▶ _Stated problem_
Scan the records for the string "arrow"; copy each line where it occurs.

▶ _Information shown_
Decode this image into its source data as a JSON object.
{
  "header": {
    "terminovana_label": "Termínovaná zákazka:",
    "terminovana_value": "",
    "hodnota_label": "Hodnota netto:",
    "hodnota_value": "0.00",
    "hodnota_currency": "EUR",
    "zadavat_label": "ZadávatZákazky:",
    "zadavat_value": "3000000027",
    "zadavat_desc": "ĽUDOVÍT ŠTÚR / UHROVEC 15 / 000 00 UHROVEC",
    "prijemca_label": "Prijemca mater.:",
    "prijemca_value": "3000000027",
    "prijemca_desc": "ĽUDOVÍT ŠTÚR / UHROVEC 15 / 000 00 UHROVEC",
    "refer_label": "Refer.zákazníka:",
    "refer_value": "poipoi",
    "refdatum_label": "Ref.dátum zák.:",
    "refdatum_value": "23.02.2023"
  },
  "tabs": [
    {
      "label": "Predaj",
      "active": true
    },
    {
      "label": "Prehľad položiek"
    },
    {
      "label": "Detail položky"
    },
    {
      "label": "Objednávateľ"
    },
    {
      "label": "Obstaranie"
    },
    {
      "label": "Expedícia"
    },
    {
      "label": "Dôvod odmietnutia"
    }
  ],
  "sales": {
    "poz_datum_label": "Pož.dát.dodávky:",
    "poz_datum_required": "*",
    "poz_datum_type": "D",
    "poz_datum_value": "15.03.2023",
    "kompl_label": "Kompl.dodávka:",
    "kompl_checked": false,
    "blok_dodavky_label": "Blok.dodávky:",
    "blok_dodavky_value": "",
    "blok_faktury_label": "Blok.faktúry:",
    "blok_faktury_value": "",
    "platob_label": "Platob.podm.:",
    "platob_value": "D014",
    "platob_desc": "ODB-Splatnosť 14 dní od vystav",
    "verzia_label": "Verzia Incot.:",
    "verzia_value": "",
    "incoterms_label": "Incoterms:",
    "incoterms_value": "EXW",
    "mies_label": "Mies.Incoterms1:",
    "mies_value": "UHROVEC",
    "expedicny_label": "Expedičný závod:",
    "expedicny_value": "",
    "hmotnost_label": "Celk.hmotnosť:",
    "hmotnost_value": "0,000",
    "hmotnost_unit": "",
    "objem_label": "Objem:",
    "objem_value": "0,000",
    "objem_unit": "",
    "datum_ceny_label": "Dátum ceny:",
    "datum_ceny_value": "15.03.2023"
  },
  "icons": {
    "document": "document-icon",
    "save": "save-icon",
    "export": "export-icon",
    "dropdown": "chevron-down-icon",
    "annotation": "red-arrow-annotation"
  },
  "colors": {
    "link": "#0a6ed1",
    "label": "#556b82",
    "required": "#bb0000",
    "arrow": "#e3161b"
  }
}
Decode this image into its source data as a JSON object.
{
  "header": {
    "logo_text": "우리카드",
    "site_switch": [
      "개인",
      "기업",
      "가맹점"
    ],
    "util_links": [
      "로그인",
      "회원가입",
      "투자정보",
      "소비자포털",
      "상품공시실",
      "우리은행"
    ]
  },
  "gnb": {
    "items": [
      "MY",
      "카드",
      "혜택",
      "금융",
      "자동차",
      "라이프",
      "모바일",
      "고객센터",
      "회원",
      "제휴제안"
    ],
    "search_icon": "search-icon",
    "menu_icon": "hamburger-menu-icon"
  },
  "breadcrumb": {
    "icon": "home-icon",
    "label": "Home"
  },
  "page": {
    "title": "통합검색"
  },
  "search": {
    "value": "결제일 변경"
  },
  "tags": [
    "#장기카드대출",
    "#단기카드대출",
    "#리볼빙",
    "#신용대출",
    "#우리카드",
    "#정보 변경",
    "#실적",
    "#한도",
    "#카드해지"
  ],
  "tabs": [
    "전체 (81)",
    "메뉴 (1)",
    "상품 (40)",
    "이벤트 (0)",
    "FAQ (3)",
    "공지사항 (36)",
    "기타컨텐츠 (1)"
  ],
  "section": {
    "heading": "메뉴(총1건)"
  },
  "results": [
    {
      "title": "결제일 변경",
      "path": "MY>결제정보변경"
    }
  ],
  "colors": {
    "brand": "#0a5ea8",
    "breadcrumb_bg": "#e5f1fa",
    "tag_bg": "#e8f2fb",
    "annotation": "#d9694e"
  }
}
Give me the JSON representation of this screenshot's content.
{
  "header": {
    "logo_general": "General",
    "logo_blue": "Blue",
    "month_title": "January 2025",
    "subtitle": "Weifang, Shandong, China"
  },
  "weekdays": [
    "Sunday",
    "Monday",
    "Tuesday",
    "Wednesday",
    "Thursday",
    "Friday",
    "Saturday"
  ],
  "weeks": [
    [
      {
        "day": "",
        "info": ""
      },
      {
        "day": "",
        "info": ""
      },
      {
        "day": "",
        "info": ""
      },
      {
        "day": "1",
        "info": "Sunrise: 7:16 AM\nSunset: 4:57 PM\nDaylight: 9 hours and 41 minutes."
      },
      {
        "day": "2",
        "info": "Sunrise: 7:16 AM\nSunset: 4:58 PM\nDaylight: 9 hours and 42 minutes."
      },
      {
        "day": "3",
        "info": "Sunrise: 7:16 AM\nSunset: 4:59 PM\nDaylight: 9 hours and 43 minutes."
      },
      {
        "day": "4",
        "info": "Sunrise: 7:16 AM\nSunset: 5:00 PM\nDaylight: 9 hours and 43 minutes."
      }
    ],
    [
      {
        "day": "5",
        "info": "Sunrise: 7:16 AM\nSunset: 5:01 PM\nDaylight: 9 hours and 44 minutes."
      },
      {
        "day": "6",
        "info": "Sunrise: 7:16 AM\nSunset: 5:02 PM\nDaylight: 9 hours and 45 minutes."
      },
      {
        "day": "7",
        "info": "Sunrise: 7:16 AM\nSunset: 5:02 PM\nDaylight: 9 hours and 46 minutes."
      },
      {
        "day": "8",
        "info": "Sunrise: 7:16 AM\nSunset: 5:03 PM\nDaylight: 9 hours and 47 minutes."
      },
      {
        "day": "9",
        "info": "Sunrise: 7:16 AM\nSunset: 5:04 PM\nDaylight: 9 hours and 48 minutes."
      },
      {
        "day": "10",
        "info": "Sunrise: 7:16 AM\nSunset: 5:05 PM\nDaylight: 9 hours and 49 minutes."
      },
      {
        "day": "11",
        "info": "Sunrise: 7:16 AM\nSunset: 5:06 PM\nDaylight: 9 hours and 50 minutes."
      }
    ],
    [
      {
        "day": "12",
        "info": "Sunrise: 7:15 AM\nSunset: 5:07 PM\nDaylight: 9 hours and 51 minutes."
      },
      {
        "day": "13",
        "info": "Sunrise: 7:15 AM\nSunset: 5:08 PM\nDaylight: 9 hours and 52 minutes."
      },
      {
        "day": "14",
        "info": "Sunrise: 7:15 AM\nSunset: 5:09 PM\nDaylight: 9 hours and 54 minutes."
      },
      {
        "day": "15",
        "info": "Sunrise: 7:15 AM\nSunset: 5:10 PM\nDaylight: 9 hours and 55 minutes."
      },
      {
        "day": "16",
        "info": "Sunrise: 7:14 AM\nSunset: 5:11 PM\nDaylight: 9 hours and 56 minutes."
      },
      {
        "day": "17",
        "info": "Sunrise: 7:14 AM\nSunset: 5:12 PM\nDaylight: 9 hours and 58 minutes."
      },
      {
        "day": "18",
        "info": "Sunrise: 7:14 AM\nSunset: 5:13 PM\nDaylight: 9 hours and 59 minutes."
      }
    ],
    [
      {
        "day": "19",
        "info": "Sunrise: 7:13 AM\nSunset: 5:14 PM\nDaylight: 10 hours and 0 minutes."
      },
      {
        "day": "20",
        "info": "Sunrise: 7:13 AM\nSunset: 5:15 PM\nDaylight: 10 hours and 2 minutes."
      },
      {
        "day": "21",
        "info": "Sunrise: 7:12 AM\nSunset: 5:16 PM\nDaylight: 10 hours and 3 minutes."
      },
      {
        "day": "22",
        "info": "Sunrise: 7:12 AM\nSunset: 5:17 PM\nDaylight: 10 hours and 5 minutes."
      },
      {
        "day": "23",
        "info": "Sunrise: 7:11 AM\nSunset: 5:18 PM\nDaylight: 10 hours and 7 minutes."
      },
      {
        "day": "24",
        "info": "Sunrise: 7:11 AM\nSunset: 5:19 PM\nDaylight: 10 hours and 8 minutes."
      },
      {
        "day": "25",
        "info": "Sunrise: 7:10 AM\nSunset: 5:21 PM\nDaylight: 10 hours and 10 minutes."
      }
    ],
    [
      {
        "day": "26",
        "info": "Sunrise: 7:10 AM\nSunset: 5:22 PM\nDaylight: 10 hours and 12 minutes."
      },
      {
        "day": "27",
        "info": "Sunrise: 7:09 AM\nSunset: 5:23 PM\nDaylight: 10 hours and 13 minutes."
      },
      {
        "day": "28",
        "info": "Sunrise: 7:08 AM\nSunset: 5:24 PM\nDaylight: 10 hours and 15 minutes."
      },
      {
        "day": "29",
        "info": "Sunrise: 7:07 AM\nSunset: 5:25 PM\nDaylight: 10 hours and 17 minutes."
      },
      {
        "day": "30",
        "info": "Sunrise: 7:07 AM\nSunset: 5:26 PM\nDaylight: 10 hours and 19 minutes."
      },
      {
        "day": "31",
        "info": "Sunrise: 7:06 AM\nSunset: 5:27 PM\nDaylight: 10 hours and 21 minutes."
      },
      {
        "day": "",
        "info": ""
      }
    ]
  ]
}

▶ _In response_
    "annotation": "red-arrow-annotation"
    "arrow": "#e3161b"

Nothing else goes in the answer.